[Recorded data]
————

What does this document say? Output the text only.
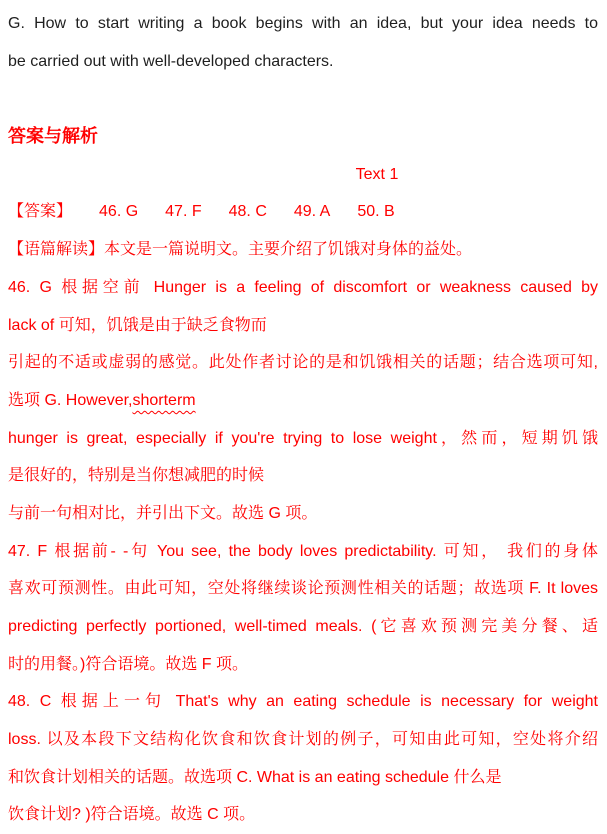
G. How to start writing a book begins with an idea, but your idea needs to
be carried out with well-developed characters.
答案与解析
Text 1
【答案】 46. G 47. F 48. C 49. A 50. B
【语篇解读】本文是一篇说明文。主要介绍了饥饿对身体的益处。
46. G 根据空前 Hunger is a feeling of discomfort or weakness caused by
lack of 可知，饥饿是由于缺乏食物而
引起的不适或虚弱的感觉。此处作者讨论的是和饥饿相关的话题；结合选项可知,
选项 G. However,shorterm
hunger is great, especially if you're trying to lose weight，然而，短期饥饿
是很好的，特别是当你想减肥的时候
与前一句相对比，并引出下文。故选 G 项。
47. F 根据前- -句 You see, the body loves predictability. 可知， 我们的身体
喜欢可预测性。由此可知，空处将继续谈论预测性相关的话题；故选项 F. It loves
predicting perfectly portioned, well-timed meals. (它喜欢预测完美分餐、适
时的用餐。)符合语境。故选 F 项。
48. C 根据上一句 That's why an eating schedule is necessary for weight
loss. 以及本段下文结构化饮食和饮食计划的例子，可知由此可知，空处将介绍
和饮食计划相关的话题。故选项 C. What is an eating schedule 什么是
饮食计划? )符合语境。故选 C 项。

————

Task to carry out: Pictures are to be left out; repeat all the remaining data exactly.

Reply:
What does this document say? Output the text only.
G. How to start writing a book begins with an idea, but your idea needs to
be carried out with well-developed characters.
答案与解析
Text 1
【答案】 46. G 47. F 48. C 49. A 50. B
【语篇解读】本文是一篇说明文。主要介绍了饥饿对身体的益处。
46. G 根据空前 Hunger is a feeling of discomfort or weakness caused by
lack of 可知，饥饿是由于缺乏食物而
引起的不适或虚弱的感觉。此处作者讨论的是和饥饿相关的话题；结合选项可知,
选项 G. However,shorterm
hunger is great, especially if you're trying to lose weight，然而，短期饥饿
是很好的，特别是当你想减肥的时候
与前一句相对比，并引出下文。故选 G 项。
47. F 根据前- -句 You see, the body loves predictability. 可知， 我们的身体
喜欢可预测性。由此可知，空处将继续谈论预测性相关的话题；故选项 F. It loves
predicting perfectly portioned, well-timed meals. (它喜欢预测完美分餐、适
时的用餐。)符合语境。故选 F 项。
48. C 根据上一句 That's why an eating schedule is necessary for weight
loss. 以及本段下文结构化饮食和饮食计划的例子，可知由此可知，空处将介绍
和饮食计划相关的话题。故选项 C. What is an eating schedule 什么是
饮食计划? )符合语境。故选 C 项。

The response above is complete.